##### Information supplied

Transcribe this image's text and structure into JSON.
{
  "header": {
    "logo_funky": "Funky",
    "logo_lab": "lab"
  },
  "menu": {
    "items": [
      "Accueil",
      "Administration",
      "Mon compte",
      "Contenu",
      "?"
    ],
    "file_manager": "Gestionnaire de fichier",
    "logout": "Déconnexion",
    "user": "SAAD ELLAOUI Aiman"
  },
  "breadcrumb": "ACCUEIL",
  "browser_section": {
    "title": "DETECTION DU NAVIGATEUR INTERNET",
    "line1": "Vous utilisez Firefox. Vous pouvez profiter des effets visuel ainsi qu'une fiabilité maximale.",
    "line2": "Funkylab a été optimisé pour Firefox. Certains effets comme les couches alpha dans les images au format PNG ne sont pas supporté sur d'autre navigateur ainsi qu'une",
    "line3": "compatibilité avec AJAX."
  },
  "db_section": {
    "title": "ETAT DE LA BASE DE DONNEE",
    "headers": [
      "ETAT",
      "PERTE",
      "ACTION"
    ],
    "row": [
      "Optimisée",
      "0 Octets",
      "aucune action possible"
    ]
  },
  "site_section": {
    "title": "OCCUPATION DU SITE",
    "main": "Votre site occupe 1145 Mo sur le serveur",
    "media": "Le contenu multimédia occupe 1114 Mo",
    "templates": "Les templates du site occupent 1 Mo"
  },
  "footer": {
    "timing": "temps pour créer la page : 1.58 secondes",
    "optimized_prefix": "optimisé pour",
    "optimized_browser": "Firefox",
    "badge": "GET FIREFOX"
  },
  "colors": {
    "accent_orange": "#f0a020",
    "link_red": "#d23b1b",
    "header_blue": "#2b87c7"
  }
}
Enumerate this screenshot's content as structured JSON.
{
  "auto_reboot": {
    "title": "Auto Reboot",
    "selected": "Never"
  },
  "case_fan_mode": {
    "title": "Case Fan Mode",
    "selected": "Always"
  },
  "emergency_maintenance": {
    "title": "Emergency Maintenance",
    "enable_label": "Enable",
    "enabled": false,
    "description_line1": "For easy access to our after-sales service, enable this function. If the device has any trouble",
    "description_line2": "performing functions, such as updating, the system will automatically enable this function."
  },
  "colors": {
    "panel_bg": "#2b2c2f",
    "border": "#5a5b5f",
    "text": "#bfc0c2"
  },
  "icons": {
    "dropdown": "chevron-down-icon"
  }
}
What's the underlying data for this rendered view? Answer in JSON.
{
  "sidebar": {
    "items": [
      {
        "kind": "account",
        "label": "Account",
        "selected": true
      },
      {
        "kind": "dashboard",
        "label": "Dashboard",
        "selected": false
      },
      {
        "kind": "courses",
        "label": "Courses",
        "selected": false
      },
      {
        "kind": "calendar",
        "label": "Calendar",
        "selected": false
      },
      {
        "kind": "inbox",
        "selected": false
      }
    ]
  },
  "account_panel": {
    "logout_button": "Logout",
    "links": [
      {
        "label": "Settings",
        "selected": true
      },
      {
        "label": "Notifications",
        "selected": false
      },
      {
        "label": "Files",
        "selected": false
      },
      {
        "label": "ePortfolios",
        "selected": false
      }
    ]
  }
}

##########

Problem to work on: From the listing, copy each line containing the word "pour".

Finished exercise:
    "line2": "Funkylab a été optimisé pour Firefox. Certains effets comme les couches alpha dans les images au format PNG ne sont pas supporté sur d'autre navigateur ainsi qu'une",
    "timing": "temps pour créer la page : 1.58 secondes",
    "optimized_prefix": "optimisé pour",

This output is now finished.